[DIRECTIONS]: Retype the whole listing verbatim and keep the pictures out of it.

-- DATA LINES start --

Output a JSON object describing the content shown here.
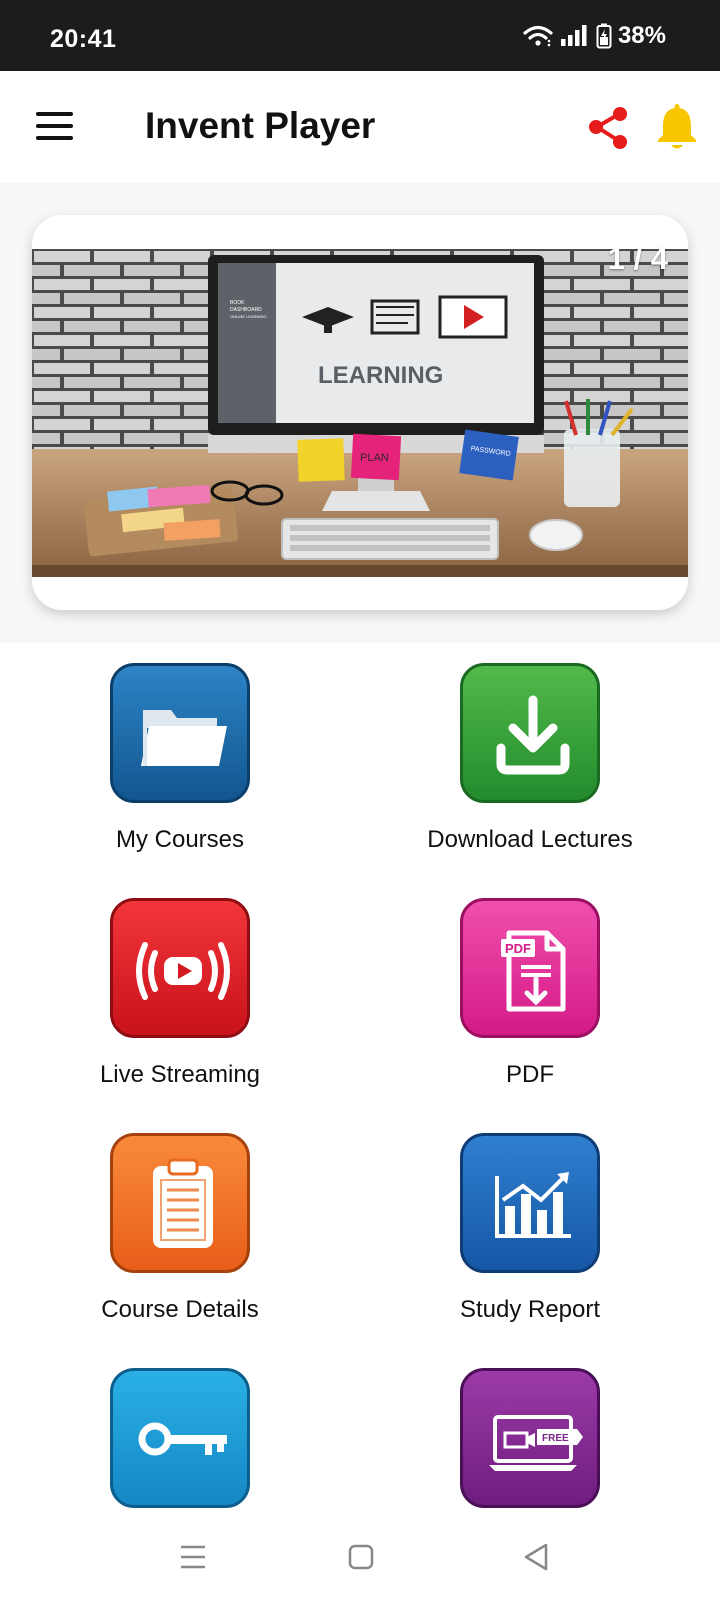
{
  "status_bar": {
    "time": "20:41",
    "battery": "38%",
    "icons": [
      "wifi-icon",
      "signal-icon",
      "battery-icon"
    ]
  },
  "app_bar": {
    "title": "Invent Player",
    "icons": [
      "menu-icon",
      "share-icon",
      "bell-icon"
    ],
    "share_color": "#e61b1b",
    "bell_color": "#f7c600"
  },
  "banner": {
    "counter": "1 / 4",
    "image_text": {
      "heading": "LEARNING",
      "sidebar_line1": "BOOK",
      "sidebar_line2": "DASHBOARD",
      "sidebar_line3": "ONLINE LEARNING",
      "note1": "PLAN",
      "note2": "PASSWORD"
    }
  },
  "menu_tiles": [
    {
      "label": "My Courses",
      "icon": "folder-icon",
      "color_top": "#2d84c6",
      "color_bottom": "#12568f"
    },
    {
      "label": "Download Lectures",
      "icon": "download-icon",
      "color_top": "#52ba4a",
      "color_bottom": "#238b2d"
    },
    {
      "label": "Live Streaming",
      "icon": "live-stream-icon",
      "color_top": "#f2363a",
      "color_bottom": "#c9121a"
    },
    {
      "label": "PDF",
      "icon": "pdf-icon",
      "color_top": "#f04fae",
      "color_bottom": "#d41a86"
    },
    {
      "label": "Course Details",
      "icon": "clipboard-icon",
      "color_top": "#f98a3a",
      "color_bottom": "#e85e1a"
    },
    {
      "label": "Study Report",
      "icon": "chart-icon",
      "color_top": "#2f7fd0",
      "color_bottom": "#1657a6"
    },
    {
      "label": "",
      "icon": "key-icon",
      "color_top": "#2ab0e4",
      "color_bottom": "#1487c5"
    },
    {
      "label": "",
      "icon": "free-video-icon",
      "color_top": "#9c3aa8",
      "color_bottom": "#6e1d7e",
      "badge": "FREE"
    }
  ],
  "nav_bar": {
    "icons": [
      "recent-apps-icon",
      "home-icon",
      "back-icon"
    ]
  }
}
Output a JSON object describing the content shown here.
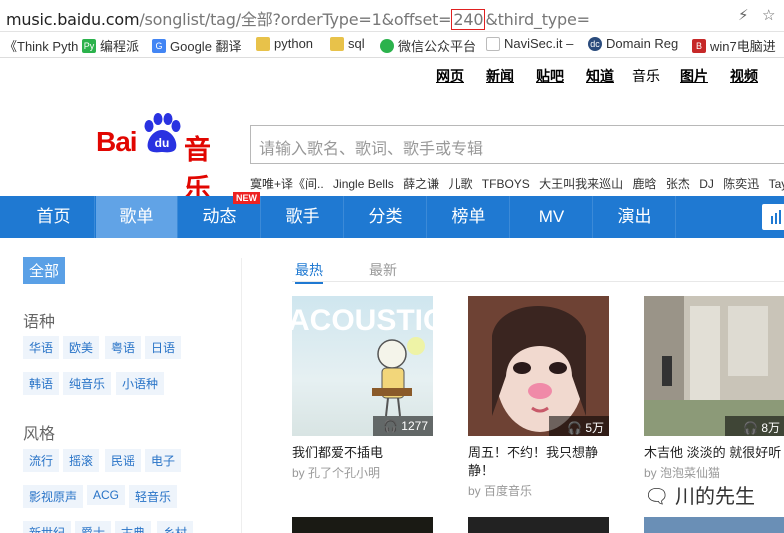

-- DATA LINES end --

[TASK RESULT]:
Output a JSON object describing the content shown here.
{
  "status_bar": {
    "time": "20:41",
    "battery": "38%",
    "icons": [
      "wifi-icon",
      "signal-icon",
      "battery-icon"
    ]
  },
  "app_bar": {
    "title": "Invent Player",
    "icons": [
      "menu-icon",
      "share-icon",
      "bell-icon"
    ],
    "share_color": "#e61b1b",
    "bell_color": "#f7c600"
  },
  "banner": {
    "counter": "1 / 4",
    "image_text": {
      "heading": "LEARNING",
      "sidebar_line1": "BOOK",
      "sidebar_line2": "DASHBOARD",
      "sidebar_line3": "ONLINE LEARNING",
      "note1": "PLAN",
      "note2": "PASSWORD"
    }
  },
  "menu_tiles": [
    {
      "label": "My Courses",
      "icon": "folder-icon",
      "color_top": "#2d84c6",
      "color_bottom": "#12568f"
    },
    {
      "label": "Download Lectures",
      "icon": "download-icon",
      "color_top": "#52ba4a",
      "color_bottom": "#238b2d"
    },
    {
      "label": "Live Streaming",
      "icon": "live-stream-icon",
      "color_top": "#f2363a",
      "color_bottom": "#c9121a"
    },
    {
      "label": "PDF",
      "icon": "pdf-icon",
      "color_top": "#f04fae",
      "color_bottom": "#d41a86"
    },
    {
      "label": "Course Details",
      "icon": "clipboard-icon",
      "color_top": "#f98a3a",
      "color_bottom": "#e85e1a"
    },
    {
      "label": "Study Report",
      "icon": "chart-icon",
      "color_top": "#2f7fd0",
      "color_bottom": "#1657a6"
    },
    {
      "label": "",
      "icon": "key-icon",
      "color_top": "#2ab0e4",
      "color_bottom": "#1487c5"
    },
    {
      "label": "",
      "icon": "free-video-icon",
      "color_top": "#9c3aa8",
      "color_bottom": "#6e1d7e",
      "badge": "FREE"
    }
  ],
  "nav_bar": {
    "icons": [
      "recent-apps-icon",
      "home-icon",
      "back-icon"
    ]
  }
}
Output a JSON object describing the content shown here.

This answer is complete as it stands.